Task to complete
Which lines contain the string "more"? Please list every one of them.

Data entries
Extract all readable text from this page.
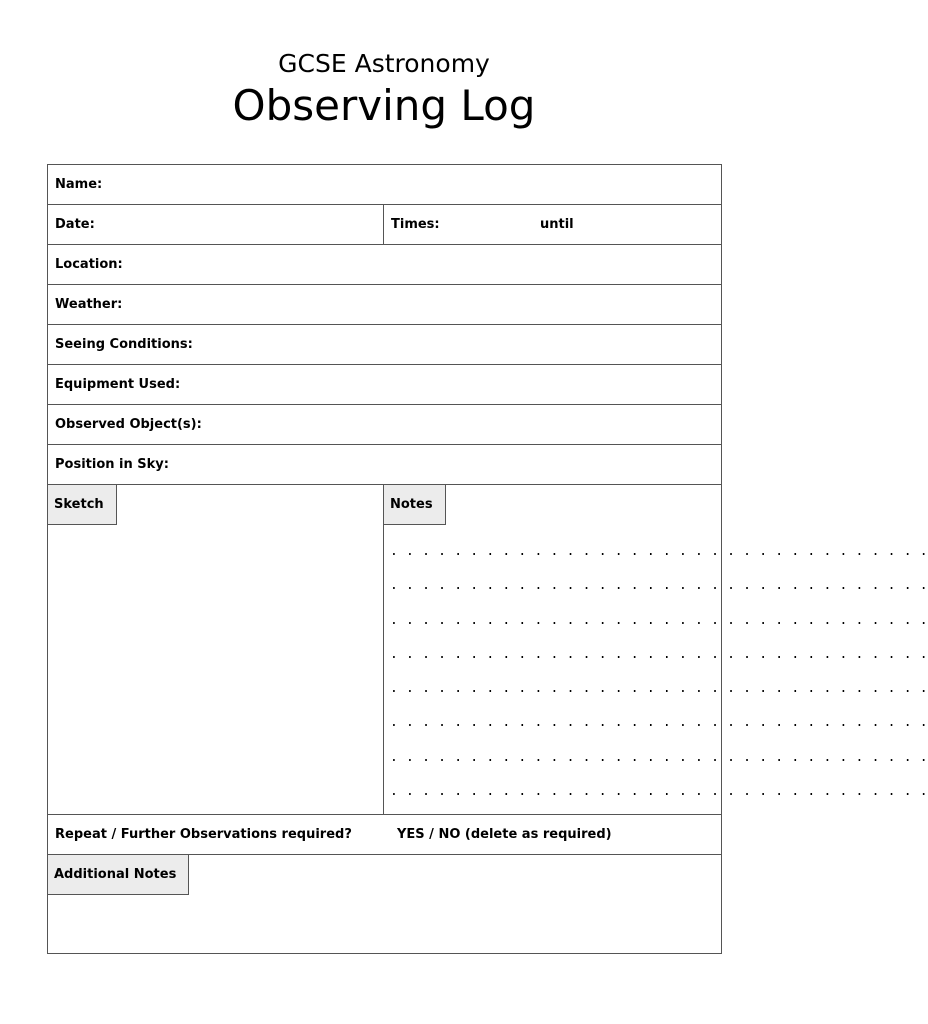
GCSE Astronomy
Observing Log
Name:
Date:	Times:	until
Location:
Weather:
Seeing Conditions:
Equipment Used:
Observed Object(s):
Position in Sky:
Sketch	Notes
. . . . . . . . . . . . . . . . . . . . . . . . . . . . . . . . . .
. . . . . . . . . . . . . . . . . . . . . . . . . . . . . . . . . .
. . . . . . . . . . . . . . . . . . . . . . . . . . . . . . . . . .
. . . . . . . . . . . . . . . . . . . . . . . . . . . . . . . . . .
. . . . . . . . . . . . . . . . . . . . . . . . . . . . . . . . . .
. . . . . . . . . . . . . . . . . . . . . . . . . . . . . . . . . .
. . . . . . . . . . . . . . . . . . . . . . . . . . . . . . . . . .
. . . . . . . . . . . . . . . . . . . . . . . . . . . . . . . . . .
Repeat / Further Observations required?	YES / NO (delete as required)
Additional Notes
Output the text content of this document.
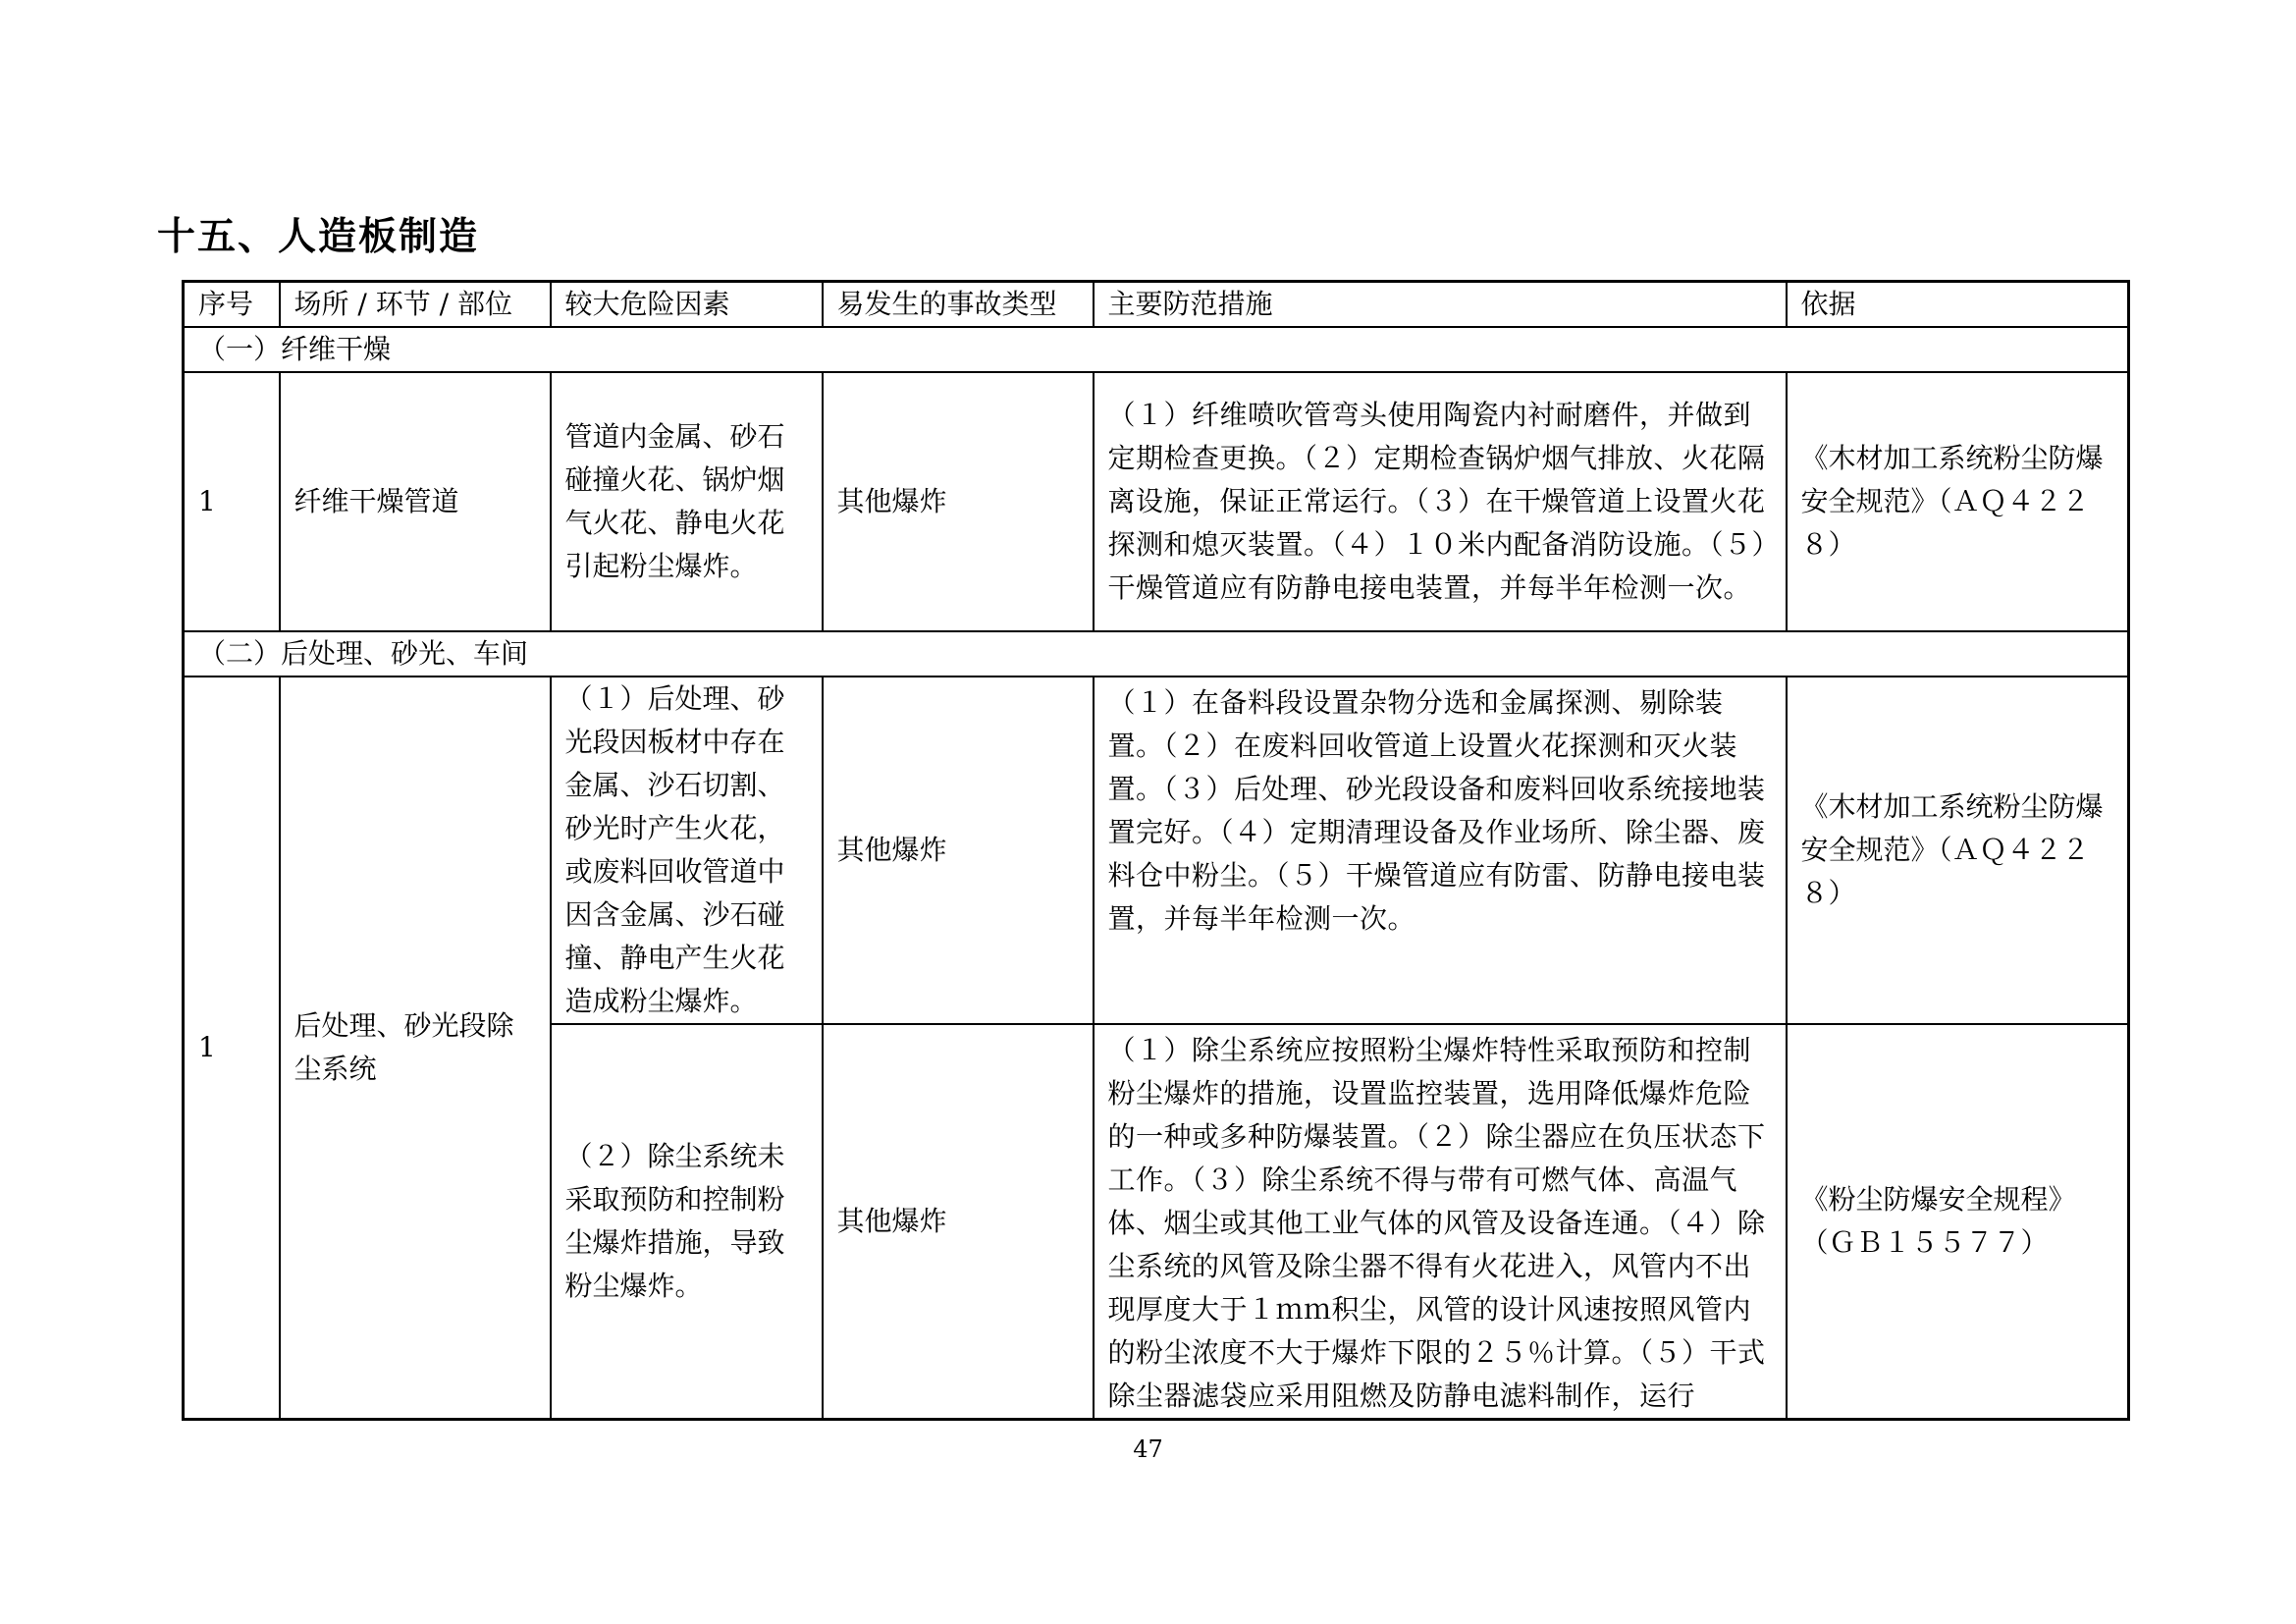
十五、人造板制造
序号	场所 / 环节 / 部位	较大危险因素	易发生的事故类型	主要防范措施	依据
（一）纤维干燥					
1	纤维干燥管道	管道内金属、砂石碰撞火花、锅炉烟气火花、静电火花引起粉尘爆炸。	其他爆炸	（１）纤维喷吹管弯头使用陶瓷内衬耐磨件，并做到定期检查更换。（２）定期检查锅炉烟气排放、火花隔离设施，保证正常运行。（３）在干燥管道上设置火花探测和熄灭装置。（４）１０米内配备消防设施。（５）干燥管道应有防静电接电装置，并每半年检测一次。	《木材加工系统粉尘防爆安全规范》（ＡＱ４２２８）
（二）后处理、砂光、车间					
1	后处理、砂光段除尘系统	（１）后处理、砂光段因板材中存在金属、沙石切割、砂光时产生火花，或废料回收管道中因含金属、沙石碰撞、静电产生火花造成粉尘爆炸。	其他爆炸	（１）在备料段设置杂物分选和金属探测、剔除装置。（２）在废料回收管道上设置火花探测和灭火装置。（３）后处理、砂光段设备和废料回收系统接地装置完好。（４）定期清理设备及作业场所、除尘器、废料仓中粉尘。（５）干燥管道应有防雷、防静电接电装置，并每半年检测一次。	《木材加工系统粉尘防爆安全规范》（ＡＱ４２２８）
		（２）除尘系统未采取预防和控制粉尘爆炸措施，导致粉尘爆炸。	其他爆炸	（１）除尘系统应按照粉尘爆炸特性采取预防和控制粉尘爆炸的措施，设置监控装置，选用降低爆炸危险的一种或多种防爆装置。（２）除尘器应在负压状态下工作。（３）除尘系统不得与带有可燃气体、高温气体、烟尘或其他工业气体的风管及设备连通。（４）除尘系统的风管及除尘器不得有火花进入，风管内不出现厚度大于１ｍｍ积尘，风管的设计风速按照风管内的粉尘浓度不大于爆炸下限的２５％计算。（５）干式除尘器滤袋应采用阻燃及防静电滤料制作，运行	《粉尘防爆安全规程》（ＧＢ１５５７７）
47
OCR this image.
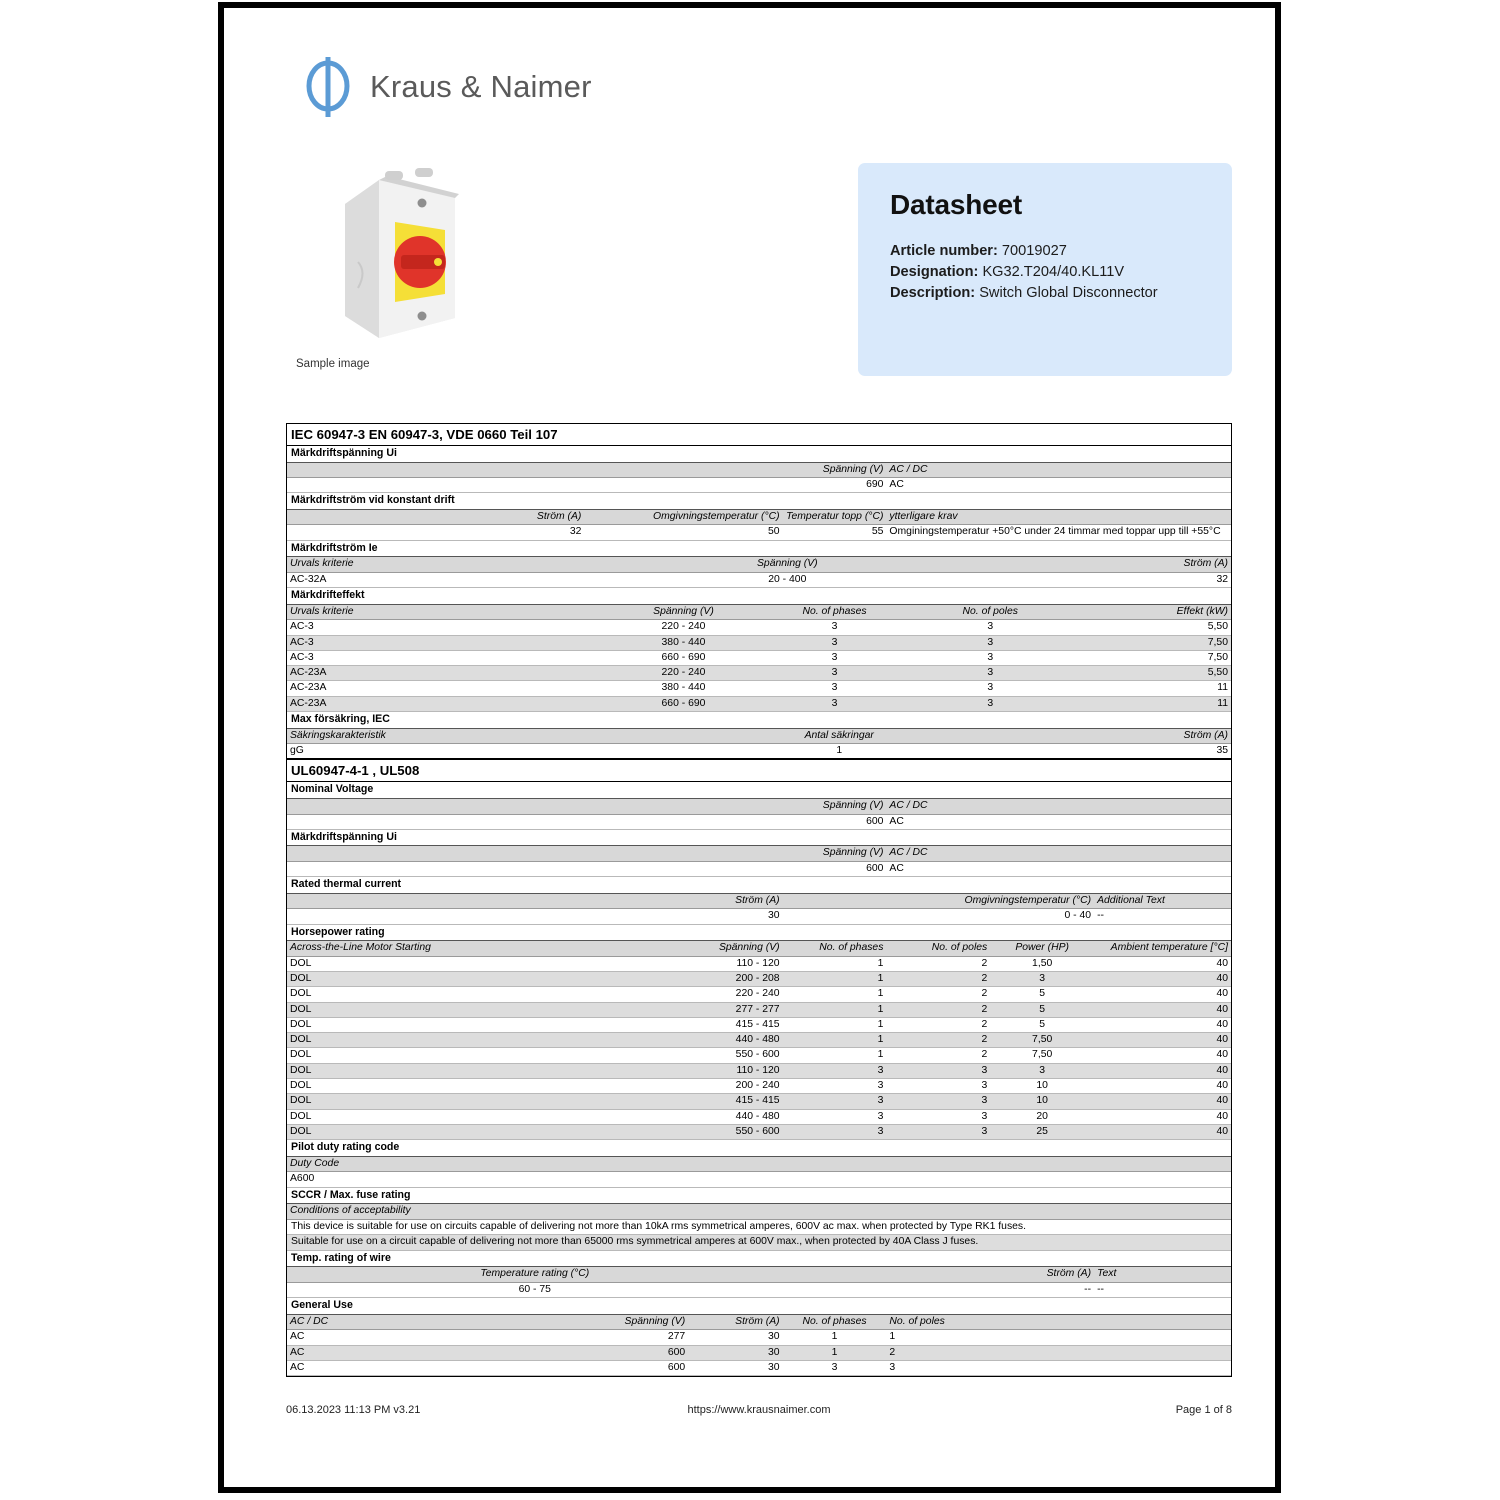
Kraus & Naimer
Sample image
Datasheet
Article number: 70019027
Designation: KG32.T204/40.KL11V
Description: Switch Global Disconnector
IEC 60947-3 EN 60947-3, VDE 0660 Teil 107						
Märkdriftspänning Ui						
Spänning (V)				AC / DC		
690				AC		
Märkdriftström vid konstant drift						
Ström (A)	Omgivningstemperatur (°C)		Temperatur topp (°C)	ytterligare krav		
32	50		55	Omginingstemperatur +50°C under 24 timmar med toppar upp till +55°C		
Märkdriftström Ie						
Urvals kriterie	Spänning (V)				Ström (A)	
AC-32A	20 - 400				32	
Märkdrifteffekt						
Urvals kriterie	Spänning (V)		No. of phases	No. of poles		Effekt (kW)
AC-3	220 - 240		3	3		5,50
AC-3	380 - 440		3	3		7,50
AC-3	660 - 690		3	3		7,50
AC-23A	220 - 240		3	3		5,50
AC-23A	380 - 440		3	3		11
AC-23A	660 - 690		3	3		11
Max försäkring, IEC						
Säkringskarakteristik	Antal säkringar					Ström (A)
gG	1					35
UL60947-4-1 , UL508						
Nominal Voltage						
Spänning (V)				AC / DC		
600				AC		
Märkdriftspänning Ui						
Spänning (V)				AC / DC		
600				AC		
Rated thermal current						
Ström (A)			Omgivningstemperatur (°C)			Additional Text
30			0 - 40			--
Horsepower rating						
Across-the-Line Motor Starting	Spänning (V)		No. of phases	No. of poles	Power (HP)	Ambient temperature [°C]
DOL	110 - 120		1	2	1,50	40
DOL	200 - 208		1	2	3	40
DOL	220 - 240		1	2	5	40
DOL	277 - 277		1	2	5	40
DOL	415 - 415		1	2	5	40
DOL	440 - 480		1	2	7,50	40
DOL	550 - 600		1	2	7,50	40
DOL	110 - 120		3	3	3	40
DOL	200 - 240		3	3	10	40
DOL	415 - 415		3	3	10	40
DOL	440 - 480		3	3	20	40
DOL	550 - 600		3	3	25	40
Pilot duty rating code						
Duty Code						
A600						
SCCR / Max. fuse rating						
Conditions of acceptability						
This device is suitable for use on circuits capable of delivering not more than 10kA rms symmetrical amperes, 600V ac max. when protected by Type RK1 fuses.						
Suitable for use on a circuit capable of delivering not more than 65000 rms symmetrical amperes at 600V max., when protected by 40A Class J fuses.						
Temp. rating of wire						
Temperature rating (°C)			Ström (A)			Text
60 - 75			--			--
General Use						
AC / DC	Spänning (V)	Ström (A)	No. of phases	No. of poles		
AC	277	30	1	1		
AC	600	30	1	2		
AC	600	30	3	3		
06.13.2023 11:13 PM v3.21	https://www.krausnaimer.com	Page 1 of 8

Complete answer
This device is suitable for use on circuits capable of delivering not more than 10kA rms symmetrical amperes, 600V ac max. when protected by Type RK1 fuses.						
Suitable for use on a circuit capable of delivering not more than 65000 rms symmetrical amperes at 600V max., when protected by 40A Class J fuses.						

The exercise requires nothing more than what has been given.